• INPUT DATA
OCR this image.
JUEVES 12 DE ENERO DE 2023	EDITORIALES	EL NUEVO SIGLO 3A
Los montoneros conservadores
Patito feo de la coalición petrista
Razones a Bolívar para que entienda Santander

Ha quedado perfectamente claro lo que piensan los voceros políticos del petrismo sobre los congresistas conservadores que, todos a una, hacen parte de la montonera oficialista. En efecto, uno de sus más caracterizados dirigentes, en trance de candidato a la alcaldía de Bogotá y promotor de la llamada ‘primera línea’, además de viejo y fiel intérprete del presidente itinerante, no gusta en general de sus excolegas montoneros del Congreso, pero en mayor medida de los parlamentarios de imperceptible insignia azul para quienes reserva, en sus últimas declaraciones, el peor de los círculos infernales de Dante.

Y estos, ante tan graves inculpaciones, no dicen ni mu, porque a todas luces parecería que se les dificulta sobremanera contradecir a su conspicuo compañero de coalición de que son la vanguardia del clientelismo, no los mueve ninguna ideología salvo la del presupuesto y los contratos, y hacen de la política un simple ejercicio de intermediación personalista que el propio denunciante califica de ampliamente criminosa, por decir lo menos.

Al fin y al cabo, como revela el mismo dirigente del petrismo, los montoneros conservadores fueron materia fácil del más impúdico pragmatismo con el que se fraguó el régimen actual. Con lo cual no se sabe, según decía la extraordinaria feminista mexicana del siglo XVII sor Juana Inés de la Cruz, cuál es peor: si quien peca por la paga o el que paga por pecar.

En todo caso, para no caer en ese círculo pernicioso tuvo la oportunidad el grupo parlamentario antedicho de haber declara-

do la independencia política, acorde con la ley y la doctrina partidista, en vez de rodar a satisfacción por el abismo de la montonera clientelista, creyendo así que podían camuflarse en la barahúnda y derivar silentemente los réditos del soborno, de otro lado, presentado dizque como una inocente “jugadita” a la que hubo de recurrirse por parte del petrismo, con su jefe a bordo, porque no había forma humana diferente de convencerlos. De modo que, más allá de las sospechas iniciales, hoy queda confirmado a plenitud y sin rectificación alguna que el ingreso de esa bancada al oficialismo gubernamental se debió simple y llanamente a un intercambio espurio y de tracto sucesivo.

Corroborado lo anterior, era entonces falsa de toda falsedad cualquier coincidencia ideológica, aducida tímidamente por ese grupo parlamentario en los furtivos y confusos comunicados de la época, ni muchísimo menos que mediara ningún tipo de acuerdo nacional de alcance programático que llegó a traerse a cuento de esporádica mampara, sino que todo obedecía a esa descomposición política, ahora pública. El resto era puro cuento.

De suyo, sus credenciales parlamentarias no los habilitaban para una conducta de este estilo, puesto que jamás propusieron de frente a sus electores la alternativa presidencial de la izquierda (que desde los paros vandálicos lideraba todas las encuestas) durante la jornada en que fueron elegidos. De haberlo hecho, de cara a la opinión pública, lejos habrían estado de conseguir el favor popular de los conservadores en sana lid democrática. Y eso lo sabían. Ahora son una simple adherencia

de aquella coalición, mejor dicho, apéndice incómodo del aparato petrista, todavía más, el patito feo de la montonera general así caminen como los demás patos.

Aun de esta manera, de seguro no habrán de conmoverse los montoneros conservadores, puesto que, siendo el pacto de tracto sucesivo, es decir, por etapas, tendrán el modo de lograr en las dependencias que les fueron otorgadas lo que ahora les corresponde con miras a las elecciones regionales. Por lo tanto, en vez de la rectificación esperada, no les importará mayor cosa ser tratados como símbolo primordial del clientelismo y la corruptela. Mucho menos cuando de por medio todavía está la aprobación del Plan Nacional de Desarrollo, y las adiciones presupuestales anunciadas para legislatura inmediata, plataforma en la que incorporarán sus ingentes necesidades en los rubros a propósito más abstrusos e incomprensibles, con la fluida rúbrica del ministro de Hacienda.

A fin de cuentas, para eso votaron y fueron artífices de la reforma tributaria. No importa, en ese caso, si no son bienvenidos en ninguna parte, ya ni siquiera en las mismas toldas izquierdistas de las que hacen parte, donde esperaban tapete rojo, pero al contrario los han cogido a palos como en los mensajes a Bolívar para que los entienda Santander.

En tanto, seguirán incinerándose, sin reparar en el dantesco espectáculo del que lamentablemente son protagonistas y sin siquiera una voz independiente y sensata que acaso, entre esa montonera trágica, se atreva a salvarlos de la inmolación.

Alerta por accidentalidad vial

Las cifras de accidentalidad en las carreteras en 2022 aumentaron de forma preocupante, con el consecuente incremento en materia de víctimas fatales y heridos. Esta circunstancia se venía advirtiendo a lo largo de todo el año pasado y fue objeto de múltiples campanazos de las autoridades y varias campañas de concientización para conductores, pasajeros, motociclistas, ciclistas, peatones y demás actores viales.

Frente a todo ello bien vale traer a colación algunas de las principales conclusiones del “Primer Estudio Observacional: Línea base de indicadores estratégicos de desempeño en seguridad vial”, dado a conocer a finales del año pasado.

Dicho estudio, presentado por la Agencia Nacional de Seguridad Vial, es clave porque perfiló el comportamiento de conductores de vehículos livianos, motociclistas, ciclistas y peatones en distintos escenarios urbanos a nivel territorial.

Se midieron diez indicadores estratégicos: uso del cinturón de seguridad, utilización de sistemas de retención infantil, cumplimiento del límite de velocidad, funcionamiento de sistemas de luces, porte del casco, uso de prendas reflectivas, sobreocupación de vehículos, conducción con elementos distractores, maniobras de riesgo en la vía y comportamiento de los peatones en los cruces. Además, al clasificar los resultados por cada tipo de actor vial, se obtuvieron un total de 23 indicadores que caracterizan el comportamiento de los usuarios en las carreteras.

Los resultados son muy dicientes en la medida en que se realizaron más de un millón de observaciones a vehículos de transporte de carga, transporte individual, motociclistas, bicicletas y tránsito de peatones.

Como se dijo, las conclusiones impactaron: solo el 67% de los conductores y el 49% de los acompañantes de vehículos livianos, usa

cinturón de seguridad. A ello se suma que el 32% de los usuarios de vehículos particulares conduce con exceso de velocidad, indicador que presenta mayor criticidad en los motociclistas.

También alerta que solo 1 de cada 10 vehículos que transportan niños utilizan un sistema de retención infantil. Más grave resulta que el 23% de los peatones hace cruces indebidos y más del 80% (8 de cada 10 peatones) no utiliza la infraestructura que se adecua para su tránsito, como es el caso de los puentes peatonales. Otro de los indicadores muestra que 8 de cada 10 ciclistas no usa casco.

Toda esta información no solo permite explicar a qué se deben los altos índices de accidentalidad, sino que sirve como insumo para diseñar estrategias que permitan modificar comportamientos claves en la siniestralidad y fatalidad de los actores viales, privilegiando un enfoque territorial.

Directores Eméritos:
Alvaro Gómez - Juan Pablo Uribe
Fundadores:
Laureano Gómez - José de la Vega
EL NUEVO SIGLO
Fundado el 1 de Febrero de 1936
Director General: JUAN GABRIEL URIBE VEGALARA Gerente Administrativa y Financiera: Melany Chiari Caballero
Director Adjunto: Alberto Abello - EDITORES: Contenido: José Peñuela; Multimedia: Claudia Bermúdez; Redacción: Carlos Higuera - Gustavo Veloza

• JOB
Reproduce every record, matching each line exactly.

• SOLUTION
OCR this image.
JUEVES 12 DE ENERO DE 2023	EDITORIALES	EL NUEVO SIGLO 3A
Los montoneros conservadores
Patito feo de la coalición petrista
Razones a Bolívar para que entienda Santander

Ha quedado perfectamente claro lo que piensan los voceros políticos del petrismo sobre los congresistas conservadores que, todos a una, hacen parte de la montonera oficialista. En efecto, uno de sus más caracterizados dirigentes, en trance de candidato a la alcaldía de Bogotá y promotor de la llamada ‘primera línea’, además de viejo y fiel intérprete del presidente itinerante, no gusta en general de sus excolegas montoneros del Congreso, pero en mayor medida de los parlamentarios de imperceptible insignia azul para quienes reserva, en sus últimas declaraciones, el peor de los círculos infernales de Dante.

Y estos, ante tan graves inculpaciones, no dicen ni mu, porque a todas luces parecería que se les dificulta sobremanera contradecir a su conspicuo compañero de coalición de que son la vanguardia del clientelismo, no los mueve ninguna ideología salvo la del presupuesto y los contratos, y hacen de la política un simple ejercicio de intermediación personalista que el propio denunciante califica de ampliamente criminosa, por decir lo menos.

Al fin y al cabo, como revela el mismo dirigente del petrismo, los montoneros conservadores fueron materia fácil del más impúdico pragmatismo con el que se fraguó el régimen actual. Con lo cual no se sabe, según decía la extraordinaria feminista mexicana del siglo XVII sor Juana Inés de la Cruz, cuál es peor: si quien peca por la paga o el que paga por pecar.

En todo caso, para no caer en ese círculo pernicioso tuvo la oportunidad el grupo parlamentario antedicho de haber declara-

do la independencia política, acorde con la ley y la doctrina partidista, en vez de rodar a satisfacción por el abismo de la montonera clientelista, creyendo así que podían camuflarse en la barahúnda y derivar silentemente los réditos del soborno, de otro lado, presentado dizque como una inocente “jugadita” a la que hubo de recurrirse por parte del petrismo, con su jefe a bordo, porque no había forma humana diferente de convencerlos. De modo que, más allá de las sospechas iniciales, hoy queda confirmado a plenitud y sin rectificación alguna que el ingreso de esa bancada al oficialismo gubernamental se debió simple y llanamente a un intercambio espurio y de tracto sucesivo.

Corroborado lo anterior, era entonces falsa de toda falsedad cualquier coincidencia ideológica, aducida tímidamente por ese grupo parlamentario en los furtivos y confusos comunicados de la época, ni muchísimo menos que mediara ningún tipo de acuerdo nacional de alcance programático que llegó a traerse a cuento de esporádica mampara, sino que todo obedecía a esa descomposición política, ahora pública. El resto era puro cuento.

De suyo, sus credenciales parlamentarias no los habilitaban para una conducta de este estilo, puesto que jamás propusieron de frente a sus electores la alternativa presidencial de la izquierda (que desde los paros vandálicos lideraba todas las encuestas) durante la jornada en que fueron elegidos. De haberlo hecho, de cara a la opinión pública, lejos habrían estado de conseguir el favor popular de los conservadores en sana lid democrática. Y eso lo sabían. Ahora son una simple adherencia

de aquella coalición, mejor dicho, apéndice incómodo del aparato petrista, todavía más, el patito feo de la montonera general así caminen como los demás patos.

Aun de esta manera, de seguro no habrán de conmoverse los montoneros conservadores, puesto que, siendo el pacto de tracto sucesivo, es decir, por etapas, tendrán el modo de lograr en las dependencias que les fueron otorgadas lo que ahora les corresponde con miras a las elecciones regionales. Por lo tanto, en vez de la rectificación esperada, no les importará mayor cosa ser tratados como símbolo primordial del clientelismo y la corruptela. Mucho menos cuando de por medio todavía está la aprobación del Plan Nacional de Desarrollo, y las adiciones presupuestales anunciadas para legislatura inmediata, plataforma en la que incorporarán sus ingentes necesidades en los rubros a propósito más abstrusos e incomprensibles, con la fluida rúbrica del ministro de Hacienda.

A fin de cuentas, para eso votaron y fueron artífices de la reforma tributaria. No importa, en ese caso, si no son bienvenidos en ninguna parte, ya ni siquiera en las mismas toldas izquierdistas de las que hacen parte, donde esperaban tapete rojo, pero al contrario los han cogido a palos como en los mensajes a Bolívar para que los entienda Santander.

En tanto, seguirán incinerándose, sin reparar en el dantesco espectáculo del que lamentablemente son protagonistas y sin siquiera una voz independiente y sensata que acaso, entre esa montonera trágica, se atreva a salvarlos de la inmolación.

Alerta por accidentalidad vial

Las cifras de accidentalidad en las carreteras en 2022 aumentaron de forma preocupante, con el consecuente incremento en materia de víctimas fatales y heridos. Esta circunstancia se venía advirtiendo a lo largo de todo el año pasado y fue objeto de múltiples campanazos de las autoridades y varias campañas de concientización para conductores, pasajeros, motociclistas, ciclistas, peatones y demás actores viales.

Frente a todo ello bien vale traer a colación algunas de las principales conclusiones del “Primer Estudio Observacional: Línea base de indicadores estratégicos de desempeño en seguridad vial”, dado a conocer a finales del año pasado.

Dicho estudio, presentado por la Agencia Nacional de Seguridad Vial, es clave porque perfiló el comportamiento de conductores de vehículos livianos, motociclistas, ciclistas y peatones en distintos escenarios urbanos a nivel territorial.

Se midieron diez indicadores estratégicos: uso del cinturón de seguridad, utilización de sistemas de retención infantil, cumplimiento del límite de velocidad, funcionamiento de sistemas de luces, porte del casco, uso de prendas reflectivas, sobreocupación de vehículos, conducción con elementos distractores, maniobras de riesgo en la vía y comportamiento de los peatones en los cruces. Además, al clasificar los resultados por cada tipo de actor vial, se obtuvieron un total de 23 indicadores que caracterizan el comportamiento de los usuarios en las carreteras.

Los resultados son muy dicientes en la medida en que se realizaron más de un millón de observaciones a vehículos de transporte de carga, transporte individual, motociclistas, bicicletas y tránsito de peatones.

Como se dijo, las conclusiones impactaron: solo el 67% de los conductores y el 49% de los acompañantes de vehículos livianos, usa

cinturón de seguridad. A ello se suma que el 32% de los usuarios de vehículos particulares conduce con exceso de velocidad, indicador que presenta mayor criticidad en los motociclistas.

También alerta que solo 1 de cada 10 vehículos que transportan niños utilizan un sistema de retención infantil. Más grave resulta que el 23% de los peatones hace cruces indebidos y más del 80% (8 de cada 10 peatones) no utiliza la infraestructura que se adecua para su tránsito, como es el caso de los puentes peatonales. Otro de los indicadores muestra que 8 de cada 10 ciclistas no usa casco.

Toda esta información no solo permite explicar a qué se deben los altos índices de accidentalidad, sino que sirve como insumo para diseñar estrategias que permitan modificar comportamientos claves en la siniestralidad y fatalidad de los actores viales, privilegiando un enfoque territorial.

Directores Eméritos:
Alvaro Gómez - Juan Pablo Uribe
Fundadores:
Laureano Gómez - José de la Vega
EL NUEVO SIGLO
Fundado el 1 de Febrero de 1936
Director General: JUAN GABRIEL URIBE VEGALARA Gerente Administrativa y Financiera: Melany Chiari Caballero
Director Adjunto: Alberto Abello - EDITORES: Contenido: José Peñuela; Multimedia: Claudia Bermúdez; Redacción: Carlos Higuera - Gustavo Veloza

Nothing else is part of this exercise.